• _Work to be completed_:
Copy all of the material word for word, except for the pictures.

[Records from a collection of figures]
^^^^^^^^^^^^^^^^
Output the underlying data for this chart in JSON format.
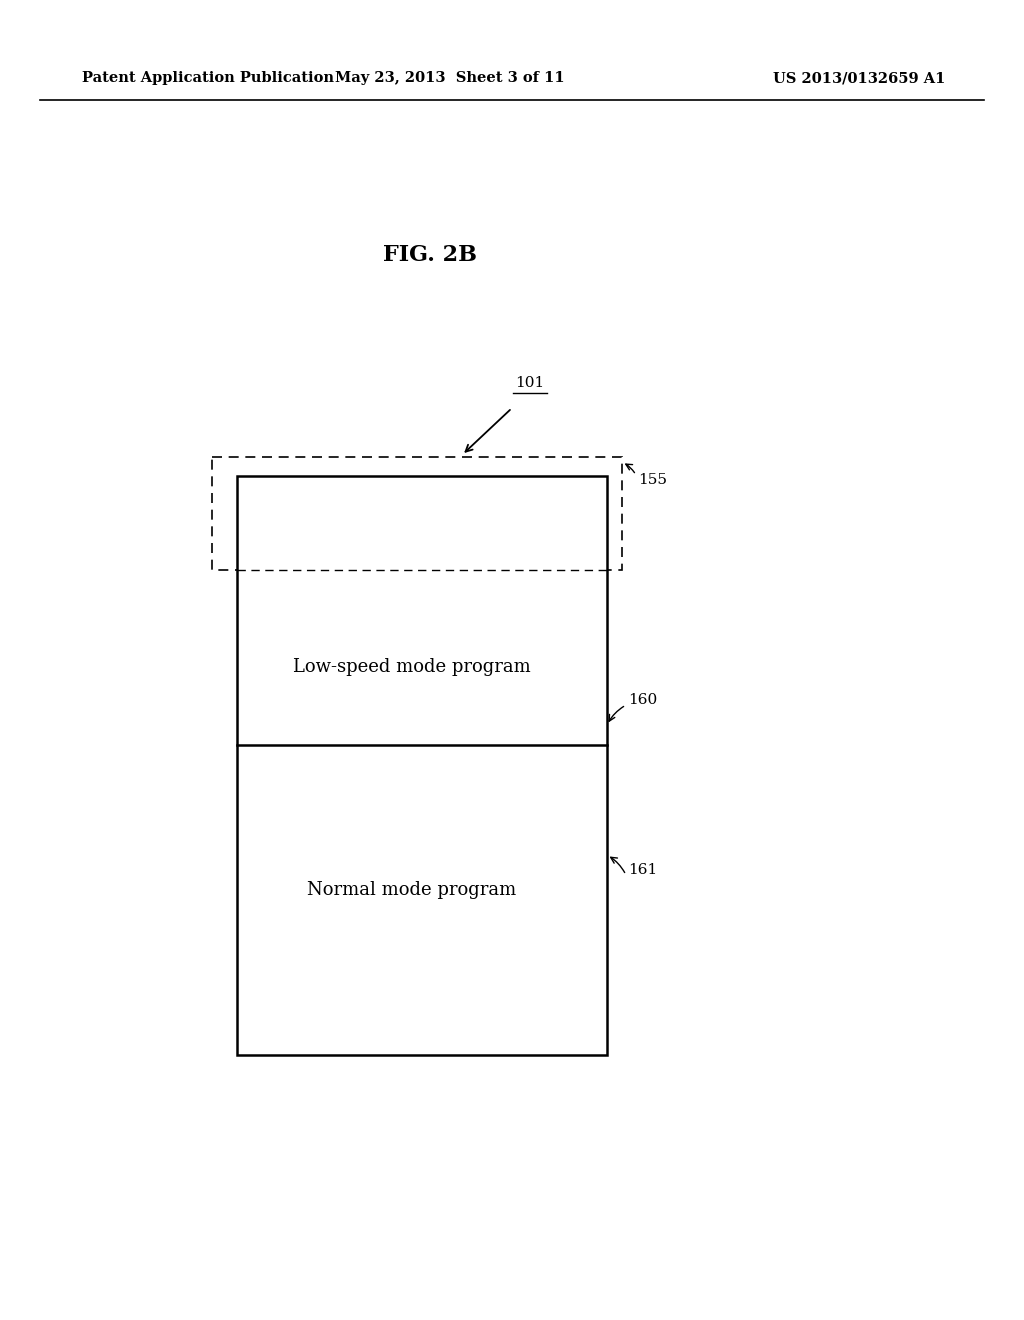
{
  "bg_color": "#ffffff",
  "header_left": "Patent Application Publication",
  "header_mid": "May 23, 2013  Sheet 3 of 11",
  "header_right": "US 2013/0132659 A1",
  "fig_title": "FIG. 2B",
  "label_101": "101",
  "label_155": "155",
  "label_160": "160",
  "label_161": "161",
  "text_160": "Low-speed mode program",
  "text_161": "Normal mode program",
  "font_size_header": 10.5,
  "font_size_title": 16,
  "font_size_labels": 11,
  "font_size_box_text": 13
}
^^^^^^^^^^^^^^^^
• _Written solution_:
Output the underlying data for this chart in JSON format.
{
  "bg_color": "#ffffff",
  "header_left": "Patent Application Publication",
  "header_mid": "May 23, 2013  Sheet 3 of 11",
  "header_right": "US 2013/0132659 A1",
  "fig_title": "FIG. 2B",
  "label_101": "101",
  "label_155": "155",
  "label_160": "160",
  "label_161": "161",
  "text_160": "Low-speed mode program",
  "text_161": "Normal mode program",
  "font_size_header": 10.5,
  "font_size_title": 16,
  "font_size_labels": 11,
  "font_size_box_text": 13
}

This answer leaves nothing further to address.